Text provided:
By: Julia Cipriano, MS
Posted: Tuesday, January 21, 2025

Based on a primary analysis of the global phase II ZUMA-2 trial, autologous anti-CD19 chimeric antigen receptor (CAR) T-cell therapy with brexucabtagene autoleucel appeared to be safe and active in patients with Bruton’s tyrosine kinase (BTK) inhibitor–naive relapsed or refractory mantle cell lymphoma (MCL). These findings from cohort 3, which were presented by Tom van Meerten, MD, PhD, of the University Medical Center Groningen, the Netherlands, and colleagues during the 2024 American Society of Hematology (ASH) Annual Meeting & Exposition (Abstract 748), support the therapy’s continued use in the treatment-resistant disease setting.  

“Brexucabtagene autoleucel is… approved for adults with relapsed or refractory MCL in the U.S. and European Union (after at least two prior lines of therapy, including a BTK inhibitor in European Union), based on results from cohort 1,” the investigators commented. “In cohort 3, brexucabtagene autoleucel demonstrated a high objective response rate and complete response rate in patients… who were naive to BTK inhibitor [therapy], consistent with cohort 1.”

Using the information:
1. Write out the passage of the ZUMA-2 trial article that opens with the words containing "Based on a primary" and closes with "treatment-resistant disease setting.".
2. Extend the ZUMA-2 trial article, picking up right after its last sentence.

Material provided:
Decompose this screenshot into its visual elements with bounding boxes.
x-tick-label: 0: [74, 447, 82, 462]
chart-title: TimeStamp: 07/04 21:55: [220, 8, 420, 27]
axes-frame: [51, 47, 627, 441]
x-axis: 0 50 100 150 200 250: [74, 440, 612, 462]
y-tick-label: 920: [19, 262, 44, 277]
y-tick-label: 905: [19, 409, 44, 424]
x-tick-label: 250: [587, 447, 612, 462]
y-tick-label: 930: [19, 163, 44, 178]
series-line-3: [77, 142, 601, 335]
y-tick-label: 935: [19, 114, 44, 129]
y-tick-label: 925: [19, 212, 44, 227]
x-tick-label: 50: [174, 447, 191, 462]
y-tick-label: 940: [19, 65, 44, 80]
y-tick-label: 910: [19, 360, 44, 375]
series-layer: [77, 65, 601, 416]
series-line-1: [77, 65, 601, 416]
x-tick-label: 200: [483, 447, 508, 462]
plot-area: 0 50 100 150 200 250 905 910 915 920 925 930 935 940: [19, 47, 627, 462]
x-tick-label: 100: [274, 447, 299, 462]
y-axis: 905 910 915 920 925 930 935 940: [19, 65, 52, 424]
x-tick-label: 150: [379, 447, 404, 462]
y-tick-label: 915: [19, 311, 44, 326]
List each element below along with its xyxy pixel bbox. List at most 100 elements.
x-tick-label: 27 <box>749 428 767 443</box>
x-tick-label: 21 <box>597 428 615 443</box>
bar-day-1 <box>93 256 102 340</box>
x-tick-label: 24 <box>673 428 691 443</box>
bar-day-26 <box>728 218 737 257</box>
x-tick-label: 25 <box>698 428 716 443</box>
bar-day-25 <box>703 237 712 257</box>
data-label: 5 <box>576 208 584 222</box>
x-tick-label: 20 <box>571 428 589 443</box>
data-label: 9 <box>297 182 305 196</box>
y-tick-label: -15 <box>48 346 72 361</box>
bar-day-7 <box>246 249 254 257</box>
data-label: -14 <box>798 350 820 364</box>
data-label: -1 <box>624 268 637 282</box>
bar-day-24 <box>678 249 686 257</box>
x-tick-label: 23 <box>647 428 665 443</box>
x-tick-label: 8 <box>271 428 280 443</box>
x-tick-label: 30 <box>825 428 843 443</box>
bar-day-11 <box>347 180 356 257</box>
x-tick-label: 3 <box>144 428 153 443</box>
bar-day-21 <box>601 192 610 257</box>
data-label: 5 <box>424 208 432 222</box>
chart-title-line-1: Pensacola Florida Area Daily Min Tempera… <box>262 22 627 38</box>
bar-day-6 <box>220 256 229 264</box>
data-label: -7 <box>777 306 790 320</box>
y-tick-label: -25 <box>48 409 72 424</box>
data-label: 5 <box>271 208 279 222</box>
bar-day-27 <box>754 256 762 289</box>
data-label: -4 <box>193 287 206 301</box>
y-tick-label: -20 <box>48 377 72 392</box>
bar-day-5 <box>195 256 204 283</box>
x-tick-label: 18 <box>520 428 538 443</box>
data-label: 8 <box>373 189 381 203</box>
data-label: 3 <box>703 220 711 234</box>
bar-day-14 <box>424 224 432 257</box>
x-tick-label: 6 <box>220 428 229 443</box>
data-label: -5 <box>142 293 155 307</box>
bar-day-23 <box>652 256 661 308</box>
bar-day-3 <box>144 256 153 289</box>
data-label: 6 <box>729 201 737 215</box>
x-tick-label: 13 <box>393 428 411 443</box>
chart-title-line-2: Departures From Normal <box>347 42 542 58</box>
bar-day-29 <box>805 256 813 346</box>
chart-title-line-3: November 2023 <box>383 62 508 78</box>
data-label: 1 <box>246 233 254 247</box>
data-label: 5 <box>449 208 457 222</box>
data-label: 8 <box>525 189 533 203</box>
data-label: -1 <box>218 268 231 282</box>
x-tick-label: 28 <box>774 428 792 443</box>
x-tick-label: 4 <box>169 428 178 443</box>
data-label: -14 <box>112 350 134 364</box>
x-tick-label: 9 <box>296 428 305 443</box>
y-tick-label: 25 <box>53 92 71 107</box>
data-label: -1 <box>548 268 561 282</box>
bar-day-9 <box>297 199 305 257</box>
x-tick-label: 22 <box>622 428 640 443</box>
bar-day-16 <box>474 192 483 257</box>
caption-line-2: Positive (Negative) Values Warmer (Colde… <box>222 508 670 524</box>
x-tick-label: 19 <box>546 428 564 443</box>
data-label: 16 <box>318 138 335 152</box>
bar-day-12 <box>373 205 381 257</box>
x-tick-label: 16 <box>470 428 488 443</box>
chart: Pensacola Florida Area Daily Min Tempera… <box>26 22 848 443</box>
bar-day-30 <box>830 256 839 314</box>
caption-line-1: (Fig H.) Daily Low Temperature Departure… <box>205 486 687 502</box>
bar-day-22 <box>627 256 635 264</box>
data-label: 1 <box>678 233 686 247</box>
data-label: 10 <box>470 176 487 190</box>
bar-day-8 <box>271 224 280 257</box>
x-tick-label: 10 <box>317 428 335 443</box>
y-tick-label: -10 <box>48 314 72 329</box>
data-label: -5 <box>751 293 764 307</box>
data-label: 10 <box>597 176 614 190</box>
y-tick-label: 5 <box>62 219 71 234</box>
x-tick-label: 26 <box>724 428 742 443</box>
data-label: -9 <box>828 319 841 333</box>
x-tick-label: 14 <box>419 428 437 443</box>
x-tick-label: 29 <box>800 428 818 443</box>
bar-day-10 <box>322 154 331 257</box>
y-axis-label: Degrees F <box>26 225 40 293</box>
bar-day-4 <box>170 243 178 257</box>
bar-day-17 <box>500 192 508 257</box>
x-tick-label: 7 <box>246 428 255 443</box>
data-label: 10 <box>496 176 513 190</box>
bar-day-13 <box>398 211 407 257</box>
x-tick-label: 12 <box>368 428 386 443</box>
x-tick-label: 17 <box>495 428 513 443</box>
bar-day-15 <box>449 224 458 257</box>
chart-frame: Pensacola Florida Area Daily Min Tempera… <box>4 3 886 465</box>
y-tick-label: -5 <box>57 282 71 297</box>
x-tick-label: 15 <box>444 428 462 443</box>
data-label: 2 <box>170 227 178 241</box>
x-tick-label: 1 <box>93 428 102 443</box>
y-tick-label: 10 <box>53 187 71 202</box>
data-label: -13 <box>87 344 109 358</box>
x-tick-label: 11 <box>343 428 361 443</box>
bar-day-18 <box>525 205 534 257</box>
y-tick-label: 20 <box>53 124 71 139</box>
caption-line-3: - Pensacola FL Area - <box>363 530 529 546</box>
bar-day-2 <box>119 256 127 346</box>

List of answers:
1.
Based on a primary analysis of the global phase II ZUMA-2 trial, autologous anti-CD19 chimeric antigen receptor (CAR) T-cell therapy with brexucabtagene autoleucel appeared to be safe and active in patients with Bruton’s tyrosine kinase (BTK) inhibitor–naive relapsed or refractory mantle cell lymphoma (MCL). These findings from cohort 3, which were presented by Tom van Meerten, MD, PhD, of the University Medical Center Groningen, the Netherlands, and colleagues during the 2024 American Society of Hematology (ASH) Annual Meeting & Exposition (Abstract 748), support the therapy’s continued use in the treatment-resistant disease setting.

2.
This analysis focused on 86 patients who underwent leukapheresis, optional prespecified bridging therapy, lymphodepleting chemotherapy, and one infusion of brexucabtagene autoleucel. Follow-up data were provided for a median of 15.5 months.

The primary endpoint was met, with an objective response rate of 91%. A total of 73% of patients achieved a complete response; 17% had a partial response, 3% had stable disease, and 3% had progressive disease as their best response. The median duration of response was 26.2 months, with both the median durations of progression-free and overall survival at 27.1 months; the 12-month rates were 80%, 75%, and 90%, respectively.

No new safety signals were identified. The investigators reported a low rate of grade 3 or higher cytokine-release syndrome (6%) and an expected rate of grade 3 or higher neurologic events (eg, immune effector cell–associated neurotoxicity syndrome: 21%).

Disclosure: For full disclosures of the study authors, visit ash.confex.com.